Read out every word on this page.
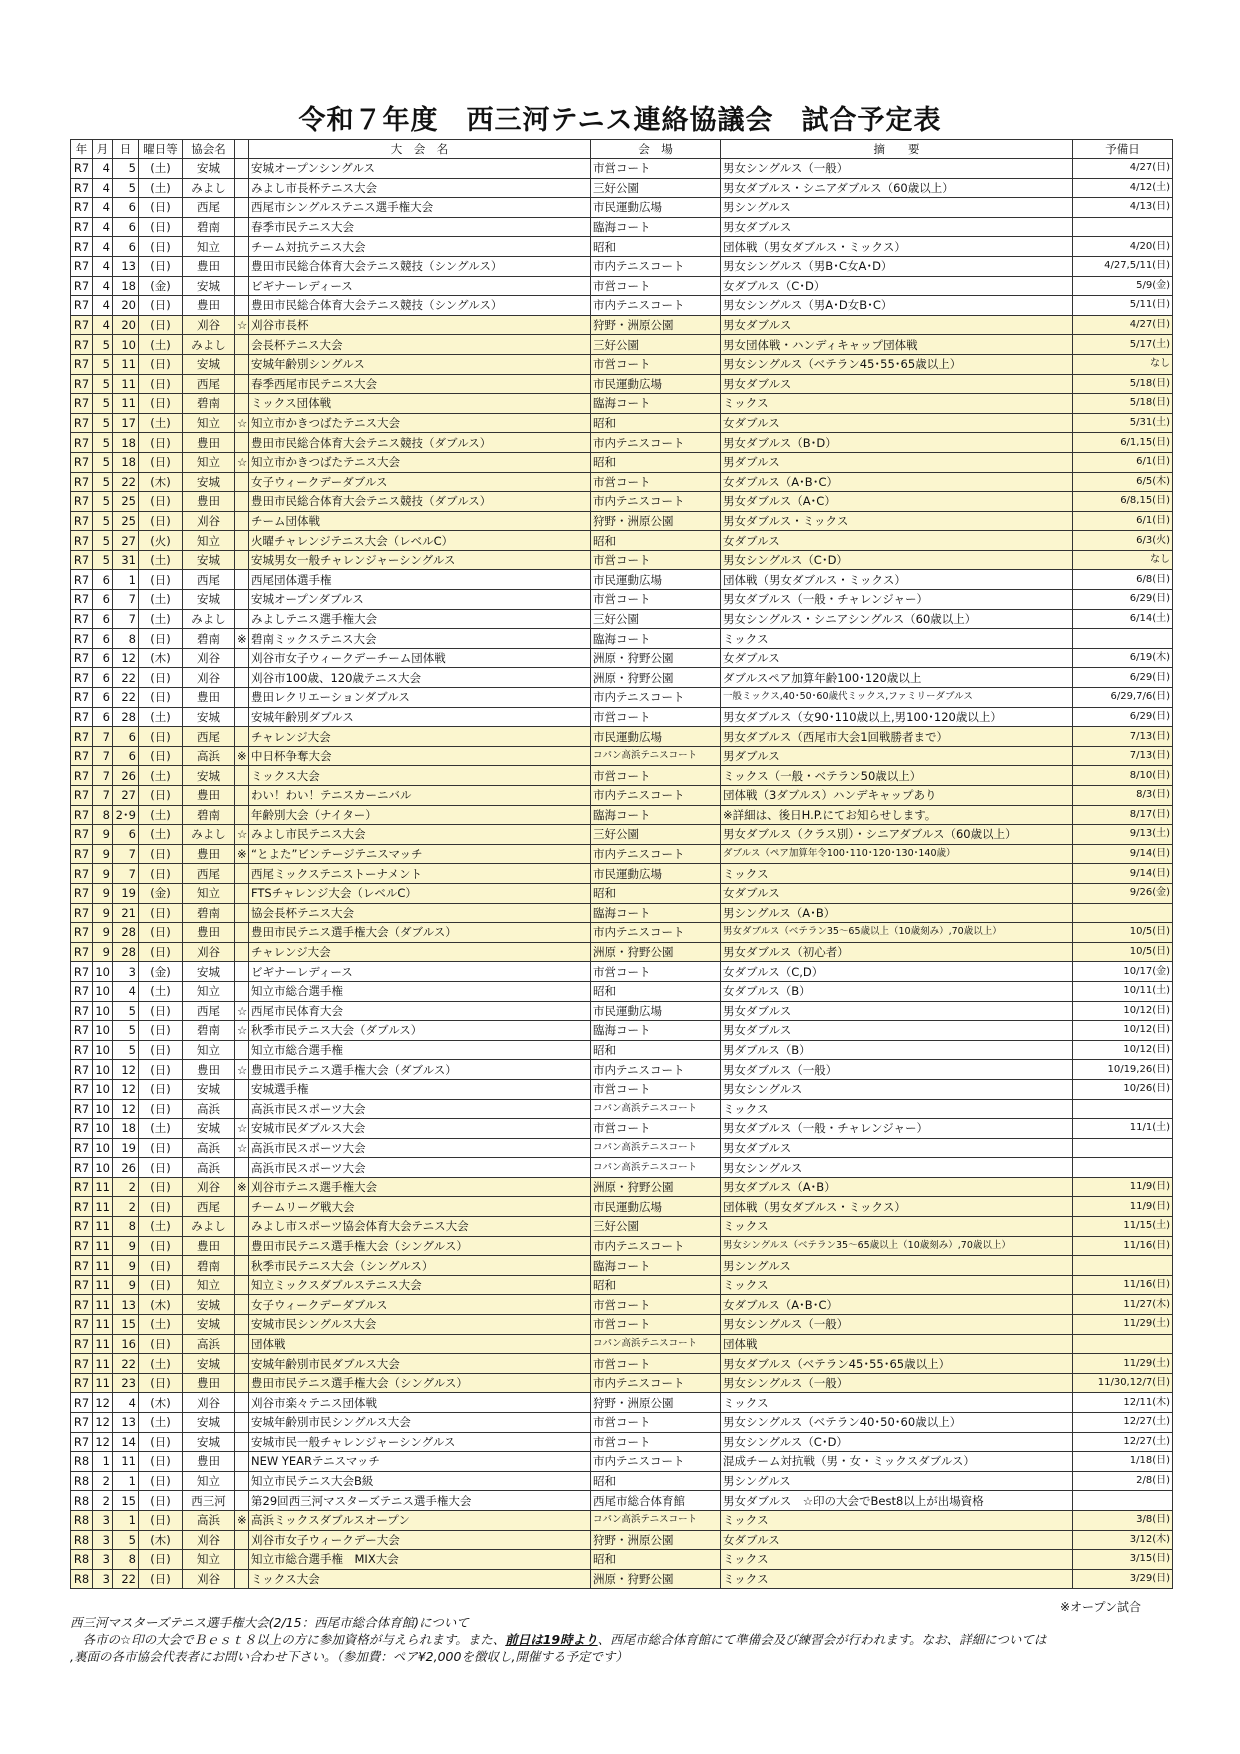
令和７年度　西三河テニス連絡協議会　試合予定表
年	月	日	曜日等	協会名		大　会　名	会　場	摘　　要	予備日
R7	4	5	(土)	安城		安城オープンシングルス	市営コート	男女シングルス（一般）	4/27(日)
R7	4	5	(土)	みよし		みよし市長杯テニス大会	三好公園	男女ダブルス・シニアダブルス（60歳以上）	4/12(土)
R7	4	6	(日)	西尾		西尾市シングルステニス選手権大会	市民運動広場	男シングルス	4/13(日)
R7	4	6	(日)	碧南		春季市民テニス大会	臨海コート	男女ダブルス	
R7	4	6	(日)	知立		チーム対抗テニス大会	昭和	団体戦（男女ダブルス・ミックス）	4/20(日)
R7	4	13	(日)	豊田		豊田市民総合体育大会テニス競技（シングルス）	市内テニスコート	男女シングルス（男B･C女A･D）	4/27,5/11(日)
R7	4	18	(金)	安城		ビギナーレディース	市営コート	女ダブルス（C･D）	5/9(金)
R7	4	20	(日)	豊田		豊田市民総合体育大会テニス競技（シングルス）	市内テニスコート	男女シングルス（男A･D女B･C）	5/11(日)
R7	4	20	(日)	刈谷	☆	刈谷市長杯	狩野・洲原公園	男女ダブルス	4/27(日)
R7	5	10	(土)	みよし		会長杯テニス大会	三好公園	男女団体戦・ハンディキャップ団体戦	5/17(土)
R7	5	11	(日)	安城		安城年齢別シングルス	市営コート	男女シングルス（ベテラン45･55･65歳以上）	なし
R7	5	11	(日)	西尾		春季西尾市民テニス大会	市民運動広場	男女ダブルス	5/18(日)
R7	5	11	(日)	碧南		ミックス団体戦	臨海コート	ミックス	5/18(日)
R7	5	17	(土)	知立	☆	知立市かきつばたテニス大会	昭和	女ダブルス	5/31(土)
R7	5	18	(日)	豊田		豊田市民総合体育大会テニス競技（ダブルス）	市内テニスコート	男女ダブルス（B･D）	6/1,15(日)
R7	5	18	(日)	知立	☆	知立市かきつばたテニス大会	昭和	男ダブルス	6/1(日)
R7	5	22	(木)	安城		女子ウィークデーダブルス	市営コート	女ダブルス（A･B･C）	6/5(木)
R7	5	25	(日)	豊田		豊田市民総合体育大会テニス競技（ダブルス）	市内テニスコート	男女ダブルス（A･C）	6/8,15(日)
R7	5	25	(日)	刈谷		チーム団体戦	狩野・洲原公園	男女ダブルス・ミックス	6/1(日)
R7	5	27	(火)	知立		火曜チャレンジテニス大会（レベルC）	昭和	女ダブルス	6/3(火)
R7	5	31	(土)	安城		安城男女一般チャレンジャーシングルス	市営コート	男女シングルス（C･D）	なし
R7	6	1	(日)	西尾		西尾団体選手権	市民運動広場	団体戦（男女ダブルス・ミックス）	6/8(日)
R7	6	7	(土)	安城		安城オープンダブルス	市営コート	男女ダブルス（一般・チャレンジャー）	6/29(日)
R7	6	7	(土)	みよし		みよしテニス選手権大会	三好公園	男女シングルス・シニアシングルス（60歳以上）	6/14(土)
R7	6	8	(日)	碧南	※	碧南ミックステニス大会	臨海コート	ミックス	
R7	6	12	(木)	刈谷		刈谷市女子ウィークデーチーム団体戦	洲原・狩野公園	女ダブルス	6/19(木)
R7	6	22	(日)	刈谷		刈谷市100歳、120歳テニス大会	洲原・狩野公園	ダブルスペア加算年齢100･120歳以上	6/29(日)
R7	6	22	(日)	豊田		豊田レクリエーションダブルス	市内テニスコート	一般ミックス,40･50･60歳代ミックス,ファミリーダブルス	6/29,7/6(日)
R7	6	28	(土)	安城		安城年齢別ダブルス	市営コート	男女ダブルス（女90･110歳以上,男100･120歳以上）	6/29(日)
R7	7	6	(日)	西尾		チャレンジ大会	市民運動広場	男女ダブルス（西尾市大会1回戦勝者まで）	7/13(日)
R7	7	6	(日)	高浜	※	中日杯争奪大会	コパン高浜テニスコート	男ダブルス	7/13(日)
R7	7	26	(土)	安城		ミックス大会	市営コート	ミックス（一般・ベテラン50歳以上）	8/10(日)
R7	7	27	(日)	豊田		わい！わい！テニスカーニバル	市内テニスコート	団体戦（3ダブルス）ハンデキャップあり	8/3(日)
R7	8	2･9	(土)	碧南		年齢別大会（ナイター）	臨海コート	※詳細は、後日H.P.にてお知らせします。	8/17(日)
R7	9	6	(土)	みよし	☆	みよし市民テニス大会	三好公園	男女ダブルス（クラス別）・シニアダブルス（60歳以上）	9/13(土)
R7	9	7	(日)	豊田	※	“とよた”ビンテージテニスマッチ	市内テニスコート	ダブルス（ペア加算年令100･110･120･130･140歳）	9/14(日)
R7	9	7	(日)	西尾		西尾ミックステニストーナメント	市民運動広場	ミックス	9/14(日)
R7	9	19	(金)	知立		FTSチャレンジ大会（レベルC）	昭和	女ダブルス	9/26(金)
R7	9	21	(日)	碧南		協会長杯テニス大会	臨海コート	男シングルス（A･B）	
R7	9	28	(日)	豊田		豊田市民テニス選手権大会（ダブルス）	市内テニスコート	男女ダブルス（ベテラン35～65歳以上（10歳刻み）,70歳以上）	10/5(日)
R7	9	28	(日)	刈谷		チャレンジ大会	洲原・狩野公園	男女ダブルス（初心者）	10/5(日)
R7	10	3	(金)	安城		ビギナーレディース	市営コート	女ダブルス（C,D）	10/17(金)
R7	10	4	(土)	知立		知立市総合選手権	昭和	女ダブルス（B）	10/11(土)
R7	10	5	(日)	西尾	☆	西尾市民体育大会	市民運動広場	男女ダブルス	10/12(日)
R7	10	5	(日)	碧南	☆	秋季市民テニス大会（ダブルス）	臨海コート	男女ダブルス	10/12(日)
R7	10	5	(日)	知立		知立市総合選手権	昭和	男ダブルス（B）	10/12(日)
R7	10	12	(日)	豊田	☆	豊田市民テニス選手権大会（ダブルス）	市内テニスコート	男女ダブルス（一般）	10/19,26(日)
R7	10	12	(日)	安城		安城選手権	市営コート	男女シングルス	10/26(日)
R7	10	12	(日)	高浜		高浜市民スポーツ大会	コパン高浜テニスコート	ミックス	
R7	10	18	(土)	安城	☆	安城市民ダブルス大会	市営コート	男女ダブルス（一般・チャレンジャー）	11/1(土)
R7	10	19	(日)	高浜	☆	高浜市民スポーツ大会	コパン高浜テニスコート	男女ダブルス	
R7	10	26	(日)	高浜		高浜市民スポーツ大会	コパン高浜テニスコート	男女シングルス	
R7	11	2	(日)	刈谷	※	刈谷市テニス選手権大会	洲原・狩野公園	男女ダブルス（A･B）	11/9(日)
R7	11	2	(日)	西尾		チームリーグ戦大会	市民運動広場	団体戦（男女ダブルス・ミックス）	11/9(日)
R7	11	8	(土)	みよし		みよし市スポーツ協会体育大会テニス大会	三好公園	ミックス	11/15(土)
R7	11	9	(日)	豊田		豊田市民テニス選手権大会（シングルス）	市内テニスコート	男女シングルス（ベテラン35～65歳以上（10歳刻み）,70歳以上）	11/16(日)
R7	11	9	(日)	碧南		秋季市民テニス大会（シングルス）	臨海コート	男シングルス	
R7	11	9	(日)	知立		知立ミックスダブルステニス大会	昭和	ミックス	11/16(日)
R7	11	13	(木)	安城		女子ウィークデーダブルス	市営コート	女ダブルス（A･B･C）	11/27(木)
R7	11	15	(土)	安城		安城市民シングルス大会	市営コート	男女シングルス（一般）	11/29(土)
R7	11	16	(日)	高浜		団体戦	コパン高浜テニスコート	団体戦	
R7	11	22	(土)	安城		安城年齢別市民ダブルス大会	市営コート	男女ダブルス（ベテラン45･55･65歳以上）	11/29(土)
R7	11	23	(日)	豊田		豊田市民テニス選手権大会（シングルス）	市内テニスコート	男女シングルス（一般）	11/30,12/7(日)
R7	12	4	(木)	刈谷		刈谷市楽々テニス団体戦	狩野・洲原公園	ミックス	12/11(木)
R7	12	13	(土)	安城		安城年齢別市民シングルス大会	市営コート	男女シングルス（ベテラン40･50･60歳以上）	12/27(土)
R7	12	14	(日)	安城		安城市民一般チャレンジャーシングルス	市営コート	男女シングルス（C･D）	12/27(土)
R8	1	11	(日)	豊田		NEW YEARテニスマッチ	市内テニスコート	混成チーム対抗戦（男・女・ミックスダブルス）	1/18(日)
R8	2	1	(日)	知立		知立市民テニス大会B級	昭和	男シングルス	2/8(日)
R8	2	15	(日)	西三河		第29回西三河マスターズテニス選手権大会	西尾市総合体育館	男女ダブルス　☆印の大会でBest8以上が出場資格	
R8	3	1	(日)	高浜	※	高浜ミックスダブルスオープン	コパン高浜テニスコート	ミックス	3/8(日)
R8	3	5	(木)	刈谷		刈谷市女子ウィークデー大会	狩野・洲原公園	女ダブルス	3/12(木)
R8	3	8	(日)	知立		知立市総合選手権　MIX大会	昭和	ミックス	3/15(日)
R8	3	22	(日)	刈谷		ミックス大会	洲原・狩野公園	ミックス	3/29(日)
※オープン試合
西三河マスターズテニス選手権大会(2/15：西尾市総合体育館)について
　各市の☆印の大会でＢｅｓｔ８以上の方に参加資格が与えられます。また、前日は19時より、西尾市総合体育館にて準備会及び練習会が行われます。なお、詳細については
,裏面の各市協会代表者にお問い合わせ下さい。（参加費：ペア¥2,000を徴収し,開催する予定です）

● Problem to work on
Copy every line above that holds the word "三好公園".

● Result
R7	4	5	(土)	みよし		みよし市長杯テニス大会	三好公園	男女ダブルス・シニアダブルス（60歳以上）	4/12(土)
R7	5	10	(土)	みよし		会長杯テニス大会	三好公園	男女団体戦・ハンディキャップ団体戦	5/17(土)
R7	6	7	(土)	みよし		みよしテニス選手権大会	三好公園	男女シングルス・シニアシングルス（60歳以上）	6/14(土)
R7	9	6	(土)	みよし	☆	みよし市民テニス大会	三好公園	男女ダブルス（クラス別）・シニアダブルス（60歳以上）	9/13(土)
R7	11	8	(土)	みよし		みよし市スポーツ協会体育大会テニス大会	三好公園	ミックス	11/15(土)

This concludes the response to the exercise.